• [TO BE DONE] Among the entries that follow, tally the lines with the string "комісії". Give no more than the number.

"""

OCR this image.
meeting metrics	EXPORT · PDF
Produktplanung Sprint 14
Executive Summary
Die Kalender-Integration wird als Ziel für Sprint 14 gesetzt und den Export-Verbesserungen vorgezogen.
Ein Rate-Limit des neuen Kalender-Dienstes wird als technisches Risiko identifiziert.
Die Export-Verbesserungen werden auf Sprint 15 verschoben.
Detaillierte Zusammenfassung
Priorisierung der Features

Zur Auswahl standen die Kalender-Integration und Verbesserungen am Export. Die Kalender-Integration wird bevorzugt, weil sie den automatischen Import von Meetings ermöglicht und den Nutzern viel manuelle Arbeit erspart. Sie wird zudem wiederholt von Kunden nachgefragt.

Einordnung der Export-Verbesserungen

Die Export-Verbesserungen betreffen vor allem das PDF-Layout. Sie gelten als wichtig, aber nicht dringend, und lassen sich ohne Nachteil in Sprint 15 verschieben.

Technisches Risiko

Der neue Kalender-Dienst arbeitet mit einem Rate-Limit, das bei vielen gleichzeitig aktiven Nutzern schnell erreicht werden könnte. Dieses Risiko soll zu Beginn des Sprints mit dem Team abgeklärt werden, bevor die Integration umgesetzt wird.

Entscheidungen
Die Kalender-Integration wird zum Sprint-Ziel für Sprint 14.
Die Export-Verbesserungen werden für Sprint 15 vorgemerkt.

"""
"""

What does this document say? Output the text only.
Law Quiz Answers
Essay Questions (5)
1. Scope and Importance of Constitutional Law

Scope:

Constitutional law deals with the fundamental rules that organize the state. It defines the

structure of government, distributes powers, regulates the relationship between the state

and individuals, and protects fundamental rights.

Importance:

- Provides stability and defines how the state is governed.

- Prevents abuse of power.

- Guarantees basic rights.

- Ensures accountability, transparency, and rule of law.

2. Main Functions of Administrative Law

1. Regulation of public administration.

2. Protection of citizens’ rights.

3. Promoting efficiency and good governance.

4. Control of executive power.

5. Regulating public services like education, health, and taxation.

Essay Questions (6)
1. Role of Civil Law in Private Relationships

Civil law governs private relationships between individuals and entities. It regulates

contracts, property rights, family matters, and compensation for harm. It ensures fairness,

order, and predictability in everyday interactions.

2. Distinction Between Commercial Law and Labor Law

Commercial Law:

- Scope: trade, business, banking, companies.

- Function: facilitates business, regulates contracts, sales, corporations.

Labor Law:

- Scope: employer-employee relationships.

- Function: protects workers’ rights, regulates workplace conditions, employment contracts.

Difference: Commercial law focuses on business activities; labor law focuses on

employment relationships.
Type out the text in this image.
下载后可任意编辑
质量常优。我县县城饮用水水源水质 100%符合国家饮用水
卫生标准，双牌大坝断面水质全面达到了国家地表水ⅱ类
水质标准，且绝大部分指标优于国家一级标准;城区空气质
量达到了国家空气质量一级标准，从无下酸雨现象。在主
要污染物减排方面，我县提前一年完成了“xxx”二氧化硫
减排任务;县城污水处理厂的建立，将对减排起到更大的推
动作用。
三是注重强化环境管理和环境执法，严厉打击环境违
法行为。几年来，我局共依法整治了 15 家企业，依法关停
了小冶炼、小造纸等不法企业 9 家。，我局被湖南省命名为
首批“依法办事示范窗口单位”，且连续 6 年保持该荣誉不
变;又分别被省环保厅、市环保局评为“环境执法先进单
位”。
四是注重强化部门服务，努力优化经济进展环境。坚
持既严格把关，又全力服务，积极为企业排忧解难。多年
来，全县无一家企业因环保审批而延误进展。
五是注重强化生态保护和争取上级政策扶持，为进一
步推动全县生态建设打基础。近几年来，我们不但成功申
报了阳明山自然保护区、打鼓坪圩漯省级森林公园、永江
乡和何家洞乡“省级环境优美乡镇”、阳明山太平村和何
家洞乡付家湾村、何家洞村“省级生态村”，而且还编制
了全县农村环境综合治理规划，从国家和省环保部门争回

"""
"""

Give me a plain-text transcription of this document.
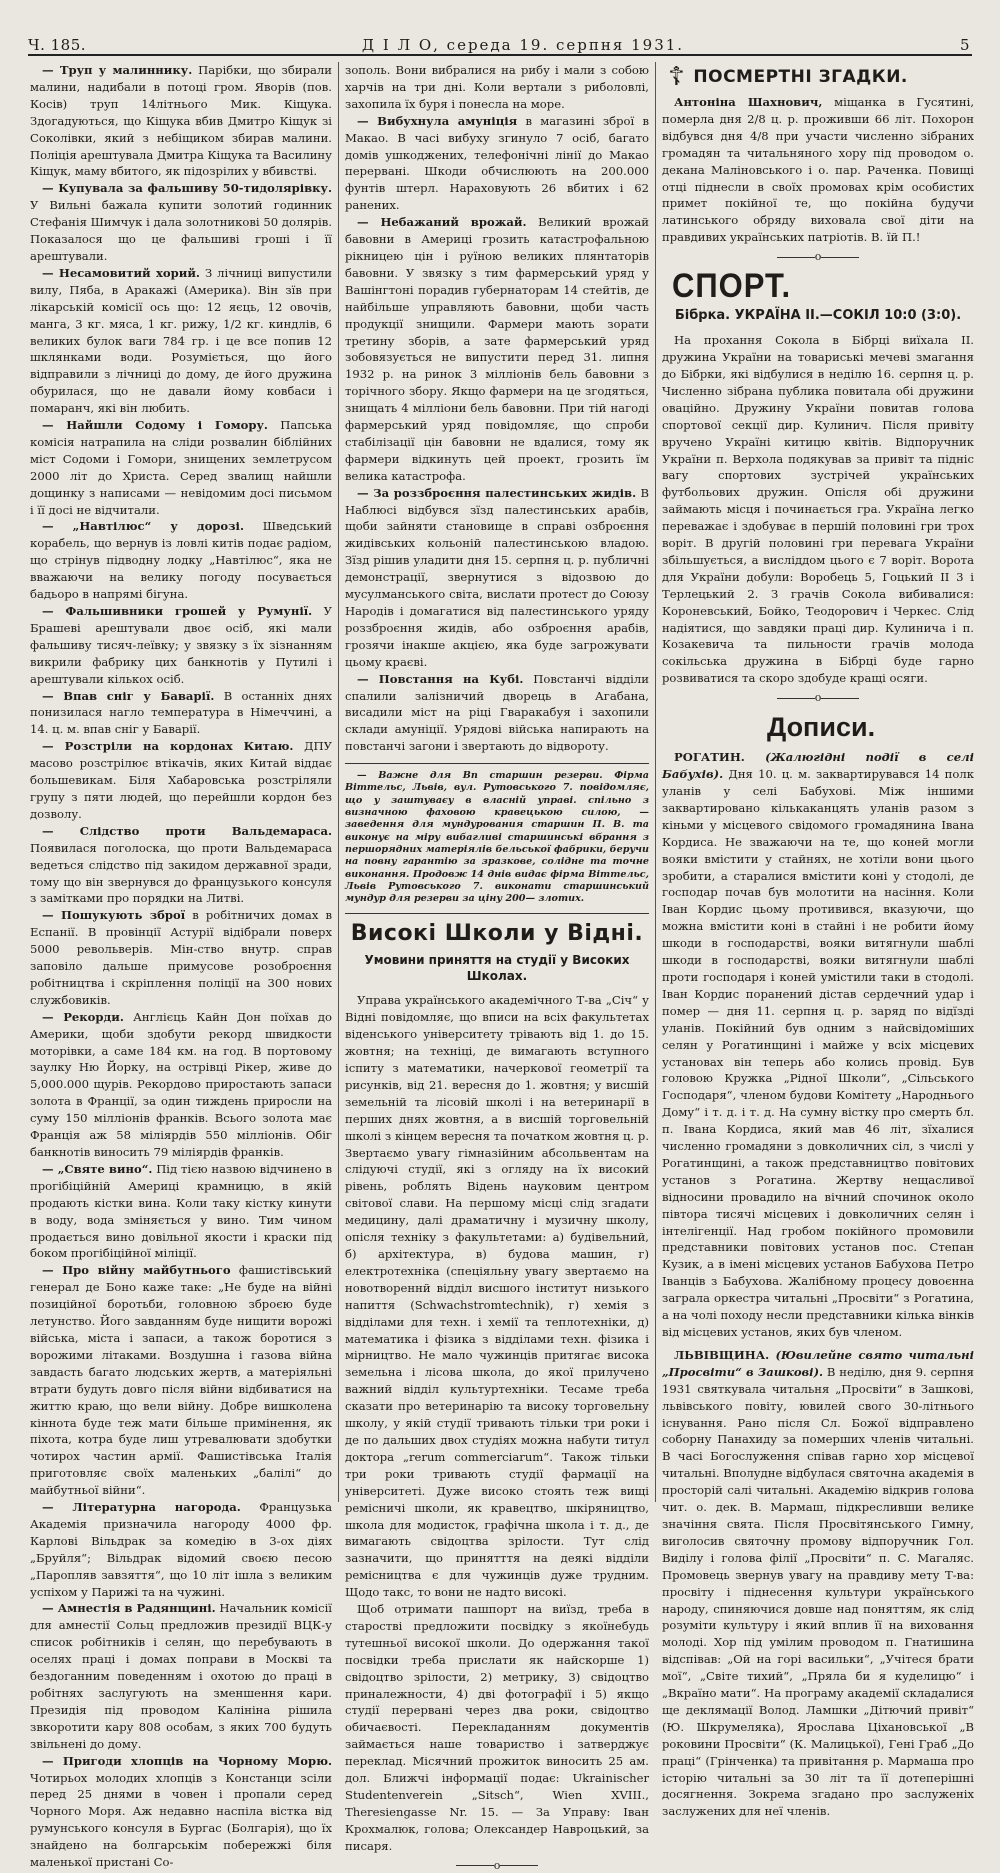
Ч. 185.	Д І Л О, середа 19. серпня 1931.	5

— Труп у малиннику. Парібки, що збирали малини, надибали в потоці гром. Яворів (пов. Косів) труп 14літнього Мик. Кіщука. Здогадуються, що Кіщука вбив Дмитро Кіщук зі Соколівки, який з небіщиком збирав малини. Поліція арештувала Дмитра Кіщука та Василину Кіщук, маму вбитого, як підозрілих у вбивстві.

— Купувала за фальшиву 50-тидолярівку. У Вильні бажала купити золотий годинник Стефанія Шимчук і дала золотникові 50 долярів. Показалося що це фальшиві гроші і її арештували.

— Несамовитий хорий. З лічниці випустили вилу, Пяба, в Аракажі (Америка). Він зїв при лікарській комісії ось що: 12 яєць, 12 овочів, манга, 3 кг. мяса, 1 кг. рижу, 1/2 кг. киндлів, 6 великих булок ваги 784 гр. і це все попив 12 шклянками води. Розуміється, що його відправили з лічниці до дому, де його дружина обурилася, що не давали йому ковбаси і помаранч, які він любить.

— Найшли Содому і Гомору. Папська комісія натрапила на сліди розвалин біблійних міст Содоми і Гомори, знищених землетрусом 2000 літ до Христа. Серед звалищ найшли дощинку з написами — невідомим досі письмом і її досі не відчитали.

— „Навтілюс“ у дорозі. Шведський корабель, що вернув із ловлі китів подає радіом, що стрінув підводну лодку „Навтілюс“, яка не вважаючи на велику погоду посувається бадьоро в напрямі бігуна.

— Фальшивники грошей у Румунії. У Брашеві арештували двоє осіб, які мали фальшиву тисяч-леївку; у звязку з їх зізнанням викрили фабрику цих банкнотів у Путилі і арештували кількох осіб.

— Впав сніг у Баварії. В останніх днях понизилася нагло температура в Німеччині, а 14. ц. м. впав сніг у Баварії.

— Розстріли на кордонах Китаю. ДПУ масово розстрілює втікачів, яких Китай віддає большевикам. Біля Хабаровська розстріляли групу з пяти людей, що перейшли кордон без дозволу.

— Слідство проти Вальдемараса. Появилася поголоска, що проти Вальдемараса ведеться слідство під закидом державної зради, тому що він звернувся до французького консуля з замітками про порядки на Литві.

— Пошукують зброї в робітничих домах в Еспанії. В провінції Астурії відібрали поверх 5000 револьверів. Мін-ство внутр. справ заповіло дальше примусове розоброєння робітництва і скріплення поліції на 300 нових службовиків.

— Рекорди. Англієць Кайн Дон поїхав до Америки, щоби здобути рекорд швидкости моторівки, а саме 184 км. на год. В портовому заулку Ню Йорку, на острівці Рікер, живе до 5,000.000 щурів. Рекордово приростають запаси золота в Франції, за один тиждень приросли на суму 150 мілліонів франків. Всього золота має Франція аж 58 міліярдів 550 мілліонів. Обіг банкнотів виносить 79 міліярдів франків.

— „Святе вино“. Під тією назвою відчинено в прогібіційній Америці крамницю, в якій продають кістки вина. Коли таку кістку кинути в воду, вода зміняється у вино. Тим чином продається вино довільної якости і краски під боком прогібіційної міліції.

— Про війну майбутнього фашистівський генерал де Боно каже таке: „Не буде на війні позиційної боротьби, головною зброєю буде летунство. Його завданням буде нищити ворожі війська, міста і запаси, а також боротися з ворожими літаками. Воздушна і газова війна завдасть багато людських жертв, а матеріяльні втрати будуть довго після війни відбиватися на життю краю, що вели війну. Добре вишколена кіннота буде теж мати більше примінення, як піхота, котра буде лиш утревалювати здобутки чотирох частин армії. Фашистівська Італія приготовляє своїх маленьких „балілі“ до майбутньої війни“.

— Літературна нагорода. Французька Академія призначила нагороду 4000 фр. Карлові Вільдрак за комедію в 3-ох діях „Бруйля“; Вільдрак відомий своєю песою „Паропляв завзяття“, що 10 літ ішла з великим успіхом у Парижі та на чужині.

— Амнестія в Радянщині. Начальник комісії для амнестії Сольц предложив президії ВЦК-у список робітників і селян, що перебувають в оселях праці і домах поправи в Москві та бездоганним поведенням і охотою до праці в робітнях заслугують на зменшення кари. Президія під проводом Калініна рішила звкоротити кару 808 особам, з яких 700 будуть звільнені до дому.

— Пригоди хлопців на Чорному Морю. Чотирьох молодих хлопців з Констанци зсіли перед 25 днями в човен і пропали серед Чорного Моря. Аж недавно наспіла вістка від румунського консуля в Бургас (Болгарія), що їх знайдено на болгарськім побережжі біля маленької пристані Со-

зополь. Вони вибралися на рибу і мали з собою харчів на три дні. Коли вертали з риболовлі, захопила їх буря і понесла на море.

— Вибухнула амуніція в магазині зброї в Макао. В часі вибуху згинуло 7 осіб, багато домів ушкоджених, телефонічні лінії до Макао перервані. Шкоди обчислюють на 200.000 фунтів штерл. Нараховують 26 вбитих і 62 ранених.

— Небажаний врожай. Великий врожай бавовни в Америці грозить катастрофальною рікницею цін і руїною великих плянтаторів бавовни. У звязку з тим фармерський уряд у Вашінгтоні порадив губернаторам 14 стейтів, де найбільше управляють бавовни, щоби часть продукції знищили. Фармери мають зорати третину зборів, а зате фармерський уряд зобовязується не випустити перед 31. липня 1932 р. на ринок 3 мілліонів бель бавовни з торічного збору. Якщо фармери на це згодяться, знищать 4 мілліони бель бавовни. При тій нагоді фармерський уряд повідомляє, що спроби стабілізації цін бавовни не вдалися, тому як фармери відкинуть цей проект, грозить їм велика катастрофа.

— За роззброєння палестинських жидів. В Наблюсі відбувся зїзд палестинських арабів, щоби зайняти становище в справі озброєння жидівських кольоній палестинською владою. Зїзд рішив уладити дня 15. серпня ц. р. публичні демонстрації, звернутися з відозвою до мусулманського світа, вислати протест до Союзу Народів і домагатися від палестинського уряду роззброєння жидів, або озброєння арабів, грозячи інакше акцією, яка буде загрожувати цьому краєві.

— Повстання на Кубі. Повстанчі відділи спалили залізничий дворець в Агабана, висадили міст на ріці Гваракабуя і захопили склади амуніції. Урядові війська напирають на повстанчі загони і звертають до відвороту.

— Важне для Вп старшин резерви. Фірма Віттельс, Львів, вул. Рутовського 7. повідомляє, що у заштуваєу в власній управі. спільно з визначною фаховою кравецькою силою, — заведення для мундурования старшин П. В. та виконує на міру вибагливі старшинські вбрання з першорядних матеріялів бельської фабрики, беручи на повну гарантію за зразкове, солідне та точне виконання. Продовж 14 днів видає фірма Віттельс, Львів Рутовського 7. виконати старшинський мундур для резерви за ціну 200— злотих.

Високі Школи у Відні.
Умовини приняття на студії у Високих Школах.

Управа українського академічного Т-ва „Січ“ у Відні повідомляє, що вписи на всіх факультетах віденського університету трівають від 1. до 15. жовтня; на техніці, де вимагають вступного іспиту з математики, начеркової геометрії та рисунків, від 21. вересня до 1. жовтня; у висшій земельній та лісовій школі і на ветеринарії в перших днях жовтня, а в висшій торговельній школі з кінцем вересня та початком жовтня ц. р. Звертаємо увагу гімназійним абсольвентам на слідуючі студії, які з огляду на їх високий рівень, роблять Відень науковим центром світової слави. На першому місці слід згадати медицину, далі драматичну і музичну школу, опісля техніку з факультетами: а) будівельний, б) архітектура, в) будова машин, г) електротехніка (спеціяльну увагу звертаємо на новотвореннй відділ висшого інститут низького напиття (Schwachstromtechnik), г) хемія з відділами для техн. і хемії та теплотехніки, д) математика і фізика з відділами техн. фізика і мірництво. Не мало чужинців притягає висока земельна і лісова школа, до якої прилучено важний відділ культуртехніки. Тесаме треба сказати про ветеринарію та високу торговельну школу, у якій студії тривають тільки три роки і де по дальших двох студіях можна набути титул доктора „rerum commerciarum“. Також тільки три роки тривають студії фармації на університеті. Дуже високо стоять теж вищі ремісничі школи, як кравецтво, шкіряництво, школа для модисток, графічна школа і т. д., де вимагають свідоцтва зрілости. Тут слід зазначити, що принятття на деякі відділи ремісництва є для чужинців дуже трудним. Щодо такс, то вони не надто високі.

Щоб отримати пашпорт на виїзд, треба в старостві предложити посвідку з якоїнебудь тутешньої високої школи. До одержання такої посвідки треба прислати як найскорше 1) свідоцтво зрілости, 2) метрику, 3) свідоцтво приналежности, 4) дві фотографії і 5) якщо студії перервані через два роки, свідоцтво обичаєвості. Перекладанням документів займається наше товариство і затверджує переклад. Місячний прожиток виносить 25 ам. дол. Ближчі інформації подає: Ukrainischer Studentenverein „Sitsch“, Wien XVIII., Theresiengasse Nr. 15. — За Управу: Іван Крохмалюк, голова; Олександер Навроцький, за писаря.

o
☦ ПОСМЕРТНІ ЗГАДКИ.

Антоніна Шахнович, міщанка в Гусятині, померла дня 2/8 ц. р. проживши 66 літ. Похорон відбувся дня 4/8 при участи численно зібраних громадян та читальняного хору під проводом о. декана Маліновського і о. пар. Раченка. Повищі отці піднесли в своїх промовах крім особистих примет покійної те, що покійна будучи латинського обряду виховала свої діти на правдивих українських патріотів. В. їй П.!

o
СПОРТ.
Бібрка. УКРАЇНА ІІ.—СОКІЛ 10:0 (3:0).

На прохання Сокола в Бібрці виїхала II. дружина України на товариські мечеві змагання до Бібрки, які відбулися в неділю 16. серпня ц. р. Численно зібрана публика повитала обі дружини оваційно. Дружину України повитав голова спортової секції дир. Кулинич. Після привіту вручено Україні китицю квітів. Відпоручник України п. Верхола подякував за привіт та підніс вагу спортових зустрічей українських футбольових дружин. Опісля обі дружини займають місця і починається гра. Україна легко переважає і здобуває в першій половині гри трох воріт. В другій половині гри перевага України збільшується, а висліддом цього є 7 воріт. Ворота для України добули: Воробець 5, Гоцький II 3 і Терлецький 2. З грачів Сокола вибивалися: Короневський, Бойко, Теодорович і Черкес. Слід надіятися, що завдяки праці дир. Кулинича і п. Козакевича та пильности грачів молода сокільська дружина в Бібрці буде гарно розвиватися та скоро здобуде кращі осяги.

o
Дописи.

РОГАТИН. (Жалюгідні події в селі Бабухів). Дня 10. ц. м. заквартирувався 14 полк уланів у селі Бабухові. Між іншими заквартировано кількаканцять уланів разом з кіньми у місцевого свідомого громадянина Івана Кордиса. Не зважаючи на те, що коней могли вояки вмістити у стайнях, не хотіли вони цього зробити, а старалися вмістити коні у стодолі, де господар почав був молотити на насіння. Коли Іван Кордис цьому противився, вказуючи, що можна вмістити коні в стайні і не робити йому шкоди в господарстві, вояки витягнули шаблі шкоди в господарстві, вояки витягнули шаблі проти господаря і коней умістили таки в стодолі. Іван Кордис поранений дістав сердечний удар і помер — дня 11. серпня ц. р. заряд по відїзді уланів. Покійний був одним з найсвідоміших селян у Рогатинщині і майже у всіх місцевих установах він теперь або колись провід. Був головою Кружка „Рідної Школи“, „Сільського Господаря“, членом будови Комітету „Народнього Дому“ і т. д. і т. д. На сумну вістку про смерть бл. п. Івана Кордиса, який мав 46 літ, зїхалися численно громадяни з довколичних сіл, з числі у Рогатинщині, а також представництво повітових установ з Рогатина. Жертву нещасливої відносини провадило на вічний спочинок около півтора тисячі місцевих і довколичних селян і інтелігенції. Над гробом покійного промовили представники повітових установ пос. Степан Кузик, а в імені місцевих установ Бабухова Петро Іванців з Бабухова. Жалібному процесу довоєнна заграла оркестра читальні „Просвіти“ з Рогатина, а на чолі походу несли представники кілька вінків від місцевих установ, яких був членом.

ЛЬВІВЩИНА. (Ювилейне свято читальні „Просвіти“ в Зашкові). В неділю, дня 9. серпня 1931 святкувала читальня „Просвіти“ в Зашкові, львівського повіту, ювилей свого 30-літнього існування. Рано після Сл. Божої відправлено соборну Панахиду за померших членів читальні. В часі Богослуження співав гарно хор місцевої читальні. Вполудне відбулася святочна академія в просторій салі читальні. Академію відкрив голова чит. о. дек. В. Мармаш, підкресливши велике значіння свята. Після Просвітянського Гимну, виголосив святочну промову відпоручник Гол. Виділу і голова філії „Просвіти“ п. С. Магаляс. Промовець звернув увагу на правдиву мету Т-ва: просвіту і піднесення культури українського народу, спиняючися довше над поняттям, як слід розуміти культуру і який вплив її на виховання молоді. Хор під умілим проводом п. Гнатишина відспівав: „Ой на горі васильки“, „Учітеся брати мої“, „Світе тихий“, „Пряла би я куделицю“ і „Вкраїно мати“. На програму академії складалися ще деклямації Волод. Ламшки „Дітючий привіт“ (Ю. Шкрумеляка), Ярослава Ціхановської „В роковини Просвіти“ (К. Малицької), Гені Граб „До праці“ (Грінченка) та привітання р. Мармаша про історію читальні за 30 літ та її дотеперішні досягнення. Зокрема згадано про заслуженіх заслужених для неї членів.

"""

• [TASK OUTPUT] 2